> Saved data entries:
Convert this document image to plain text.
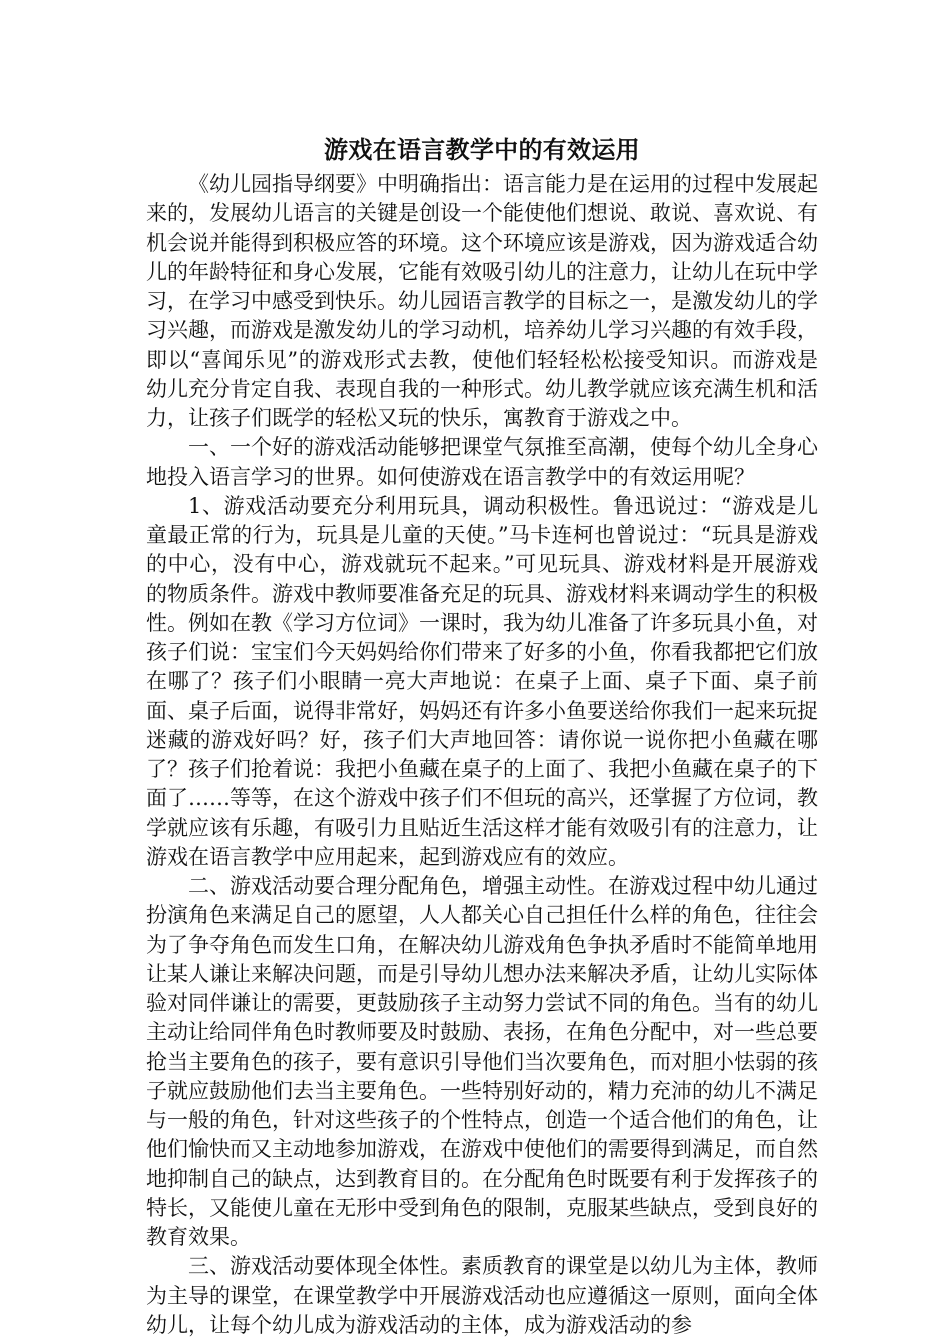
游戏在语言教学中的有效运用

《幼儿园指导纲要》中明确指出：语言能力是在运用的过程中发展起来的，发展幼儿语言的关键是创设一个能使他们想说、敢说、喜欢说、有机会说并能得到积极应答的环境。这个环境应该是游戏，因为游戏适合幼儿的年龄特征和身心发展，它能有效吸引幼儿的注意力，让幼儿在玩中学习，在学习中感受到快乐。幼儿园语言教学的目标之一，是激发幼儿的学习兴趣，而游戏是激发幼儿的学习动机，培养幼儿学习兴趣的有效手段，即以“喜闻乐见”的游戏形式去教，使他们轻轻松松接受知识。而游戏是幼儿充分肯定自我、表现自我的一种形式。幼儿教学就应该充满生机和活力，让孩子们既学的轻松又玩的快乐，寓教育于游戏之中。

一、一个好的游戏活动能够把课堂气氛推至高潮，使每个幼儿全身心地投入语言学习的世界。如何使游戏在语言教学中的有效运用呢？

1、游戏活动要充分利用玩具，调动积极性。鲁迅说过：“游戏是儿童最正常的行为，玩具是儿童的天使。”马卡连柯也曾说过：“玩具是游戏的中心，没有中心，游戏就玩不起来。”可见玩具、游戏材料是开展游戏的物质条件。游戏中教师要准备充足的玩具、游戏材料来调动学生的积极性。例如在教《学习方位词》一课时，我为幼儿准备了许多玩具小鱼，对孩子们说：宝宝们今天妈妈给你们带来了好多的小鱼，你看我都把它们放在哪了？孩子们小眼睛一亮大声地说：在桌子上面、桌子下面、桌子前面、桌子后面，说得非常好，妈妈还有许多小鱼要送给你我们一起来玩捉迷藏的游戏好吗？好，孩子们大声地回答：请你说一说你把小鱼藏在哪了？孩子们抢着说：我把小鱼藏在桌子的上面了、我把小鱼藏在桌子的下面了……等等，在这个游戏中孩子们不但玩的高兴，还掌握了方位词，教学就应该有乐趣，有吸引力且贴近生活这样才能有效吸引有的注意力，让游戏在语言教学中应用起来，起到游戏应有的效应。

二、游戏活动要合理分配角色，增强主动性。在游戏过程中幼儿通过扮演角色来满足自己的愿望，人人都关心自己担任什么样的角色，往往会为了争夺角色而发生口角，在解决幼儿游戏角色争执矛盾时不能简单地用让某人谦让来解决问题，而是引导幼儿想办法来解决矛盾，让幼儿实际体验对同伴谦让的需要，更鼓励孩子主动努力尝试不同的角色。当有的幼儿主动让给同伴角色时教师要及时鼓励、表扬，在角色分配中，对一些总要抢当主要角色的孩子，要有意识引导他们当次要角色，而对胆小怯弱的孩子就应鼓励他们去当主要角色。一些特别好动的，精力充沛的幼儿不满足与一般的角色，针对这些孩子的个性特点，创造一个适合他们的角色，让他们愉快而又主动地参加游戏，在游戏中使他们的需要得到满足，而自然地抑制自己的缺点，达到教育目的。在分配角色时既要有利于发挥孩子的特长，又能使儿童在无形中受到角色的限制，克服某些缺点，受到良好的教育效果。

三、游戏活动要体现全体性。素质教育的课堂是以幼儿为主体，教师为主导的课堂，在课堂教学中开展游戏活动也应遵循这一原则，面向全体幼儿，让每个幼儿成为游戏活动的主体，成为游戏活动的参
---
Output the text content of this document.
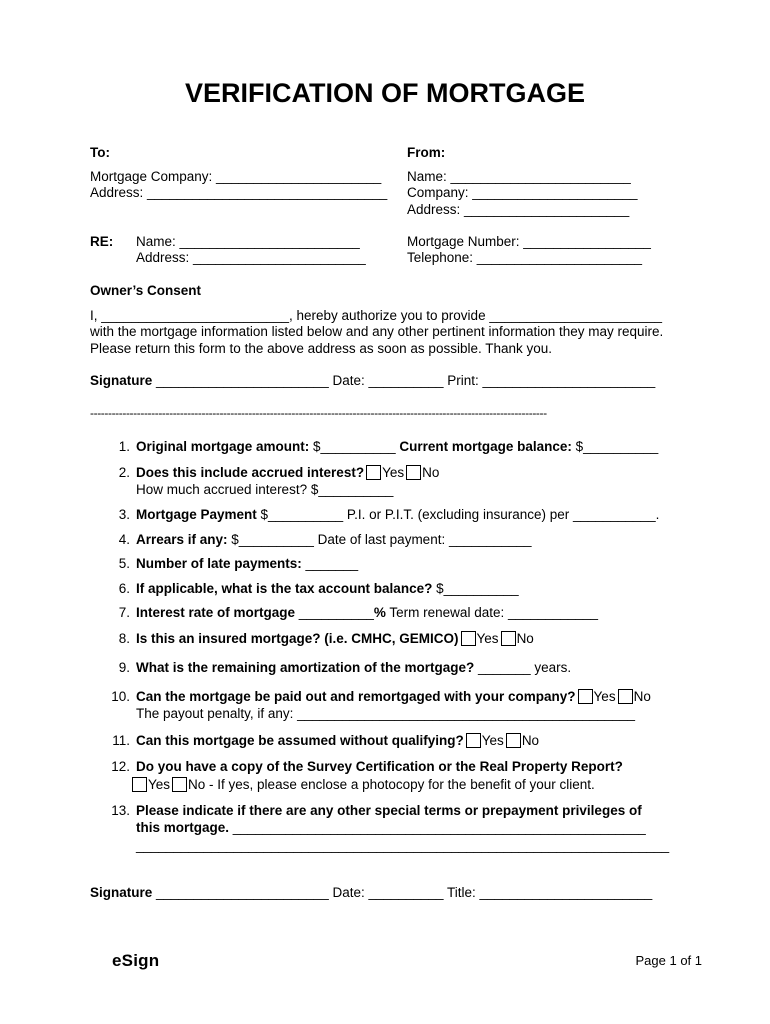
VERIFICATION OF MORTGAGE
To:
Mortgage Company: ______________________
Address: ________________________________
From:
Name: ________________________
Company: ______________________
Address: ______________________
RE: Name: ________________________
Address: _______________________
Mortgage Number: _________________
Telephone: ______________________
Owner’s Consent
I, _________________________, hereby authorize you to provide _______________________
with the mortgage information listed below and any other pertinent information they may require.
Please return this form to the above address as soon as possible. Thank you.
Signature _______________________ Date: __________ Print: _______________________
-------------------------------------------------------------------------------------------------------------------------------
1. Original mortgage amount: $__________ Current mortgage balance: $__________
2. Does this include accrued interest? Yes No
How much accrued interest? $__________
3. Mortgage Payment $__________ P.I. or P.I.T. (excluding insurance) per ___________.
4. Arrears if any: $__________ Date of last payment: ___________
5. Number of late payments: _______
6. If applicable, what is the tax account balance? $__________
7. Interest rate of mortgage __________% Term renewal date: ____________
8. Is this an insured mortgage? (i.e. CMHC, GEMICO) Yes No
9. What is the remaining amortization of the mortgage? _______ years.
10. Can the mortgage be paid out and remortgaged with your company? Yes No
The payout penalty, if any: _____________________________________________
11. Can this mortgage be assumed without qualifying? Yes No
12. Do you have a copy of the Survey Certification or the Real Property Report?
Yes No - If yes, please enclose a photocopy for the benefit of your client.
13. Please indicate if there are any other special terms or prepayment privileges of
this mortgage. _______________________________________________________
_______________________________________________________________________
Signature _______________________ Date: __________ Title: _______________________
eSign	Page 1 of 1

> Set task: Looking at the material above, count the lines that hold "balance" and give the total alone.

> Completed task: 2